[BEGIN SUPPLIED DATA]

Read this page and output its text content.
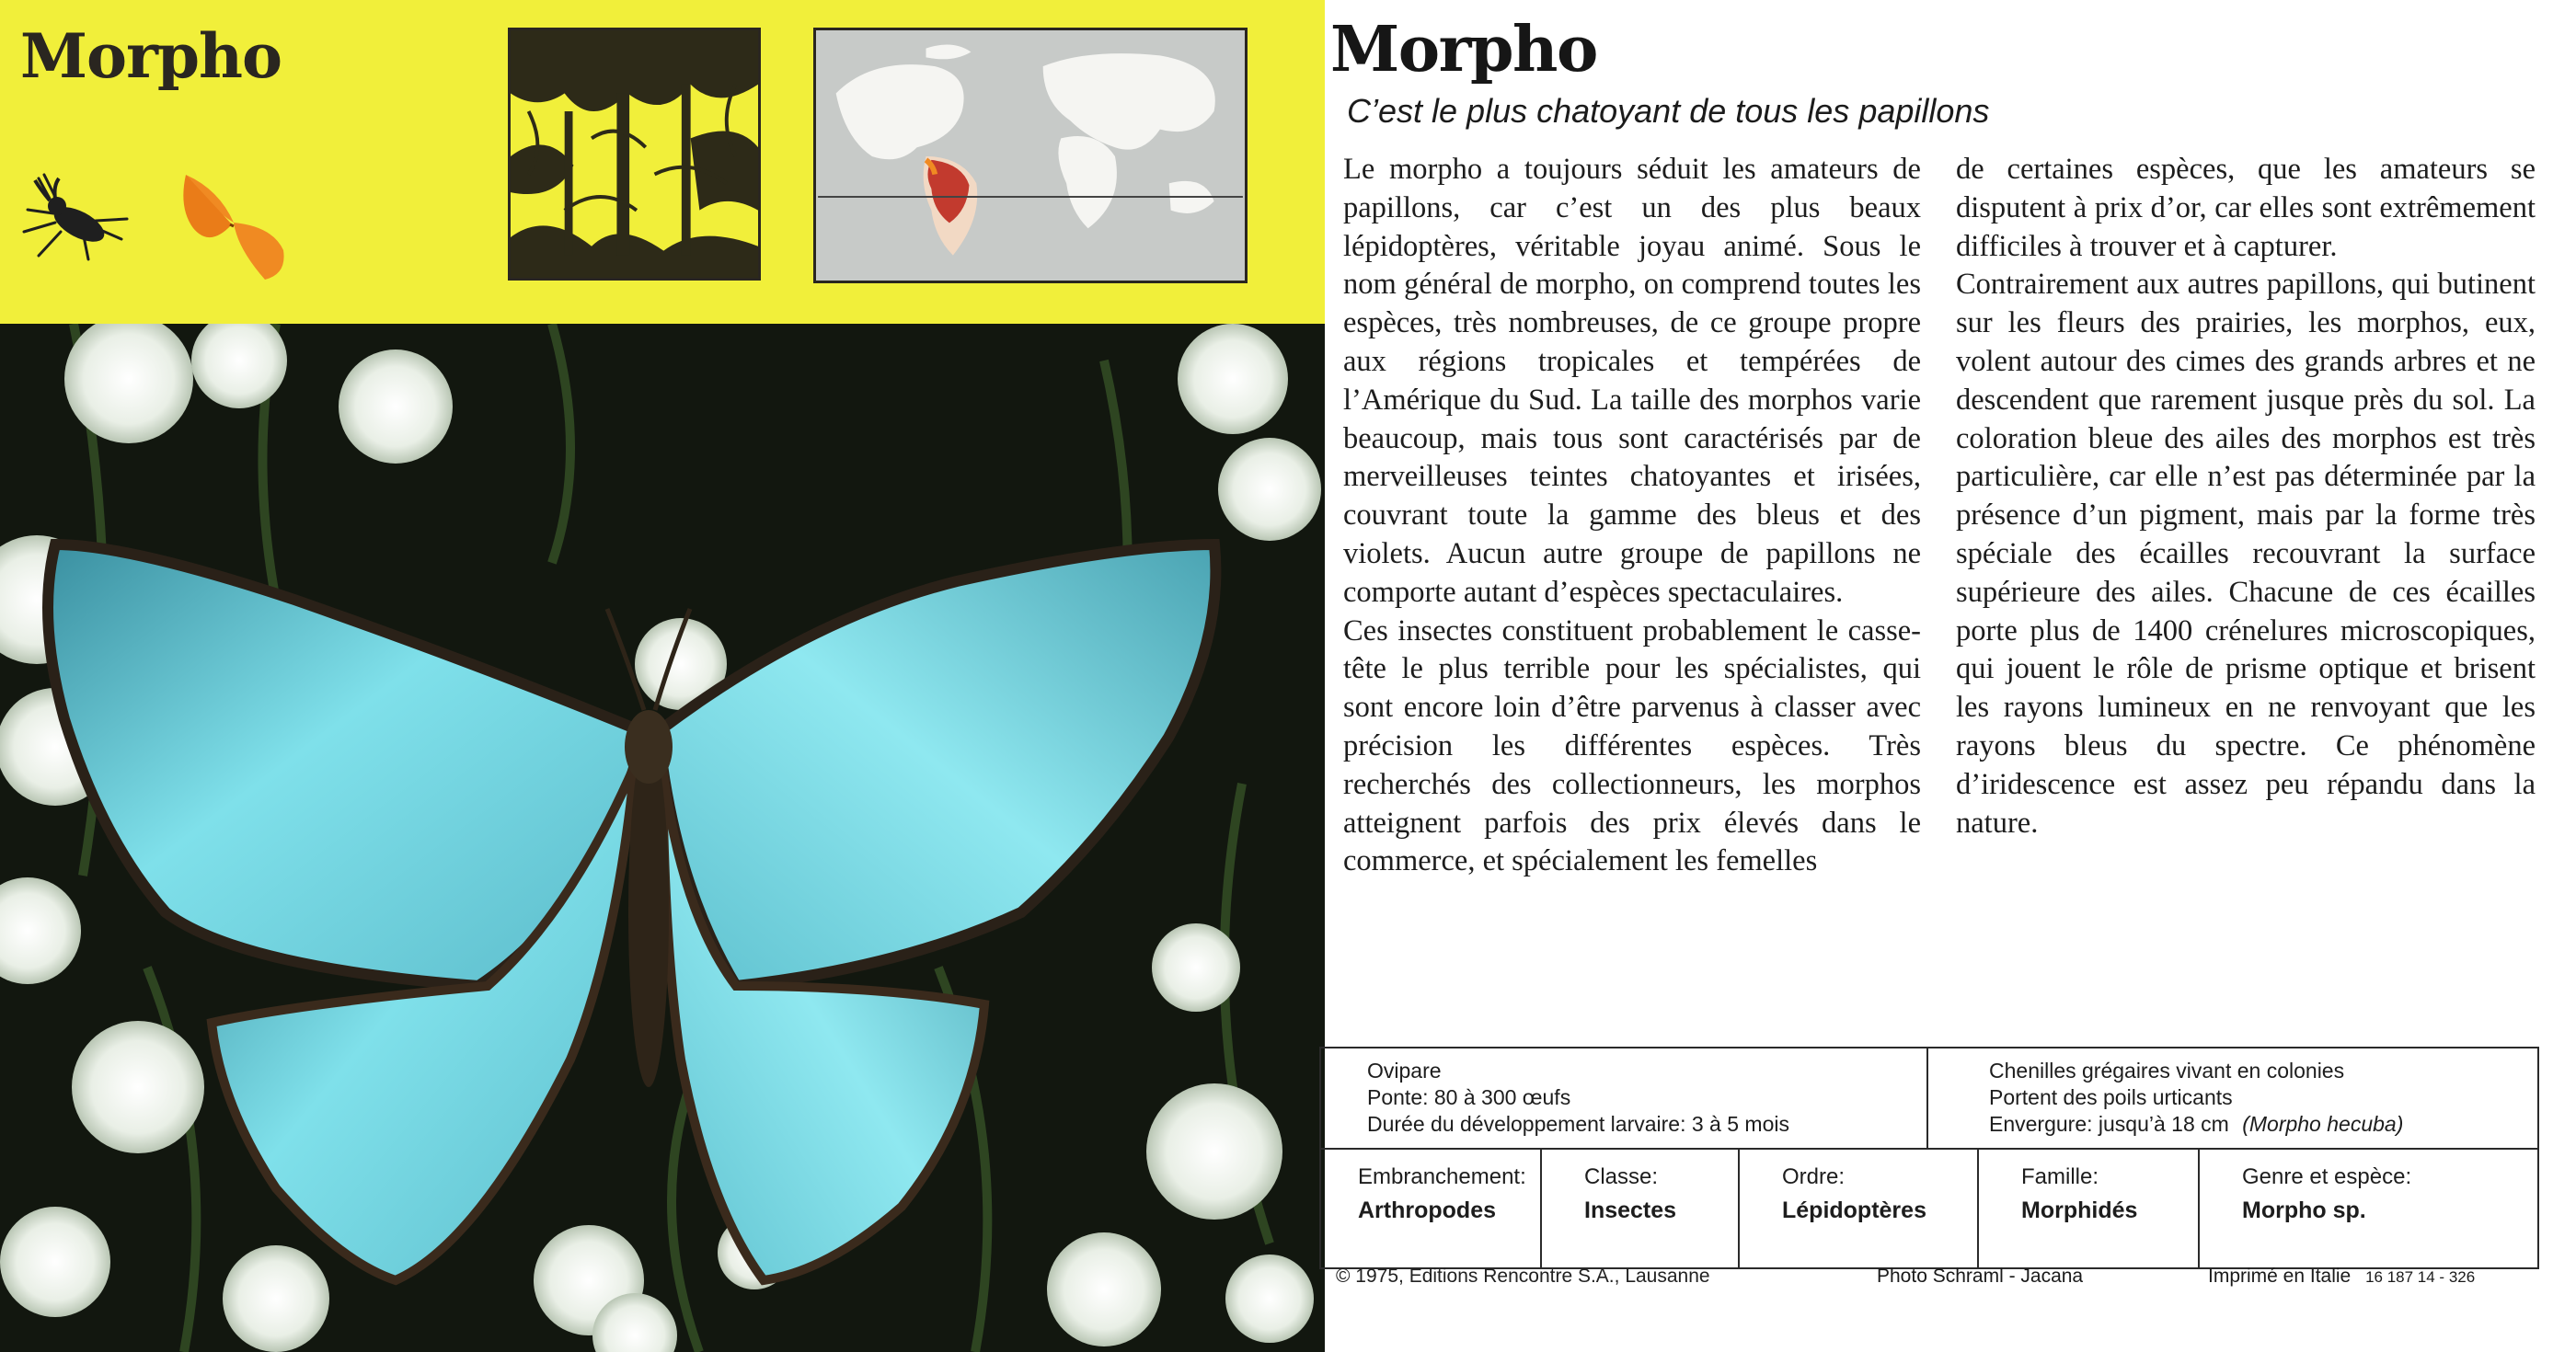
Morpho	Morpho
C’est le plus chatoyant de tous les papillons

Le morpho a toujours séduit les amateurs de papillons, car c’est un des plus beaux lépidoptères, véritable joyau animé. Sous le nom général de morpho, on comprend toutes les espèces, très nombreuses, de ce groupe propre aux régions tropicales et tempérées de l’Amérique du Sud. La taille des morphos varie beaucoup, mais tous sont caractérisés par de merveilleuses teintes chatoyantes et irisées, couvrant toute la gamme des bleus et des violets. Aucun autre groupe de papillons ne comporte autant d’espèces spectaculaires.

Ces insectes constituent probablement le casse-tête le plus terrible pour les spécialistes, qui sont encore loin d’être parvenus à classer avec précision les différentes espèces. Très recherchés des collectionneurs, les morphos atteignent parfois des prix élevés dans le commerce, et spécialement les femelles

de certaines espèces, que les amateurs se disputent à prix d’or, car elles sont extrêmement difficiles à trouver et à capturer.

Contrairement aux autres papillons, qui butinent sur les fleurs des prairies, les morphos, eux, volent autour des cimes des grands arbres et ne descendent que rarement jusque près du sol. La coloration bleue des ailes des morphos est très particulière, car elle n’est pas déterminée par la présence d’un pigment, mais par la forme très spéciale des écailles recouvrant la surface supérieure des ailes. Chacune de ces écailles porte plus de 1400 crénelures microscopiques, qui jouent le rôle de prisme optique et brisent les rayons lumineux en ne renvoyant que les rayons bleus du spectre. Ce phénomène d’iridescence est assez peu répandu dans la nature.

Ovipare
Ponte: 80 à 300 œufs
Durée du développement larvaire: 3 à 5 mois
Chenilles grégaires vivant en colonies
Portent des poils urticants
Envergure: jusqu’à 18 cm (Morpho hecuba)
Embranchement:
Arthropodes
Classe:
Insectes
Ordre:
Lépidoptères
Famille:
Morphidés
Genre et espèce:
Morpho sp.
© 1975, Editions Rencontre S.A., Lausanne	Photo Schraml - Jacana	Imprimé en Italie 16 187 14 - 326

[END SUPPLIED DATA]

Quote every record above exactly, leaving out any pictures.

## [THE RESPONSE]
Read this page and output its text content.
Morpho	Morpho
C’est le plus chatoyant de tous les papillons

Le morpho a toujours séduit les amateurs de papillons, car c’est un des plus beaux lépidoptères, véritable joyau animé. Sous le nom général de morpho, on comprend toutes les espèces, très nombreuses, de ce groupe propre aux régions tropicales et tempérées de l’Amérique du Sud. La taille des morphos varie beaucoup, mais tous sont caractérisés par de merveilleuses teintes chatoyantes et irisées, couvrant toute la gamme des bleus et des violets. Aucun autre groupe de papillons ne comporte autant d’espèces spectaculaires.

Ces insectes constituent probablement le casse-tête le plus terrible pour les spécialistes, qui sont encore loin d’être parvenus à classer avec précision les différentes espèces. Très recherchés des collectionneurs, les morphos atteignent parfois des prix élevés dans le commerce, et spécialement les femelles

de certaines espèces, que les amateurs se disputent à prix d’or, car elles sont extrêmement difficiles à trouver et à capturer.

Contrairement aux autres papillons, qui butinent sur les fleurs des prairies, les morphos, eux, volent autour des cimes des grands arbres et ne descendent que rarement jusque près du sol. La coloration bleue des ailes des morphos est très particulière, car elle n’est pas déterminée par la présence d’un pigment, mais par la forme très spéciale des écailles recouvrant la surface supérieure des ailes. Chacune de ces écailles porte plus de 1400 crénelures microscopiques, qui jouent le rôle de prisme optique et brisent les rayons lumineux en ne renvoyant que les rayons bleus du spectre. Ce phénomène d’iridescence est assez peu répandu dans la nature.

Ovipare
Ponte: 80 à 300 œufs
Durée du développement larvaire: 3 à 5 mois
Chenilles grégaires vivant en colonies
Portent des poils urticants
Envergure: jusqu’à 18 cm (Morpho hecuba)
Embranchement:
Arthropodes
Classe:
Insectes
Ordre:
Lépidoptères
Famille:
Morphidés
Genre et espèce:
Morpho sp.
© 1975, Editions Rencontre S.A., Lausanne	Photo Schraml - Jacana	Imprimé en Italie 16 187 14 - 326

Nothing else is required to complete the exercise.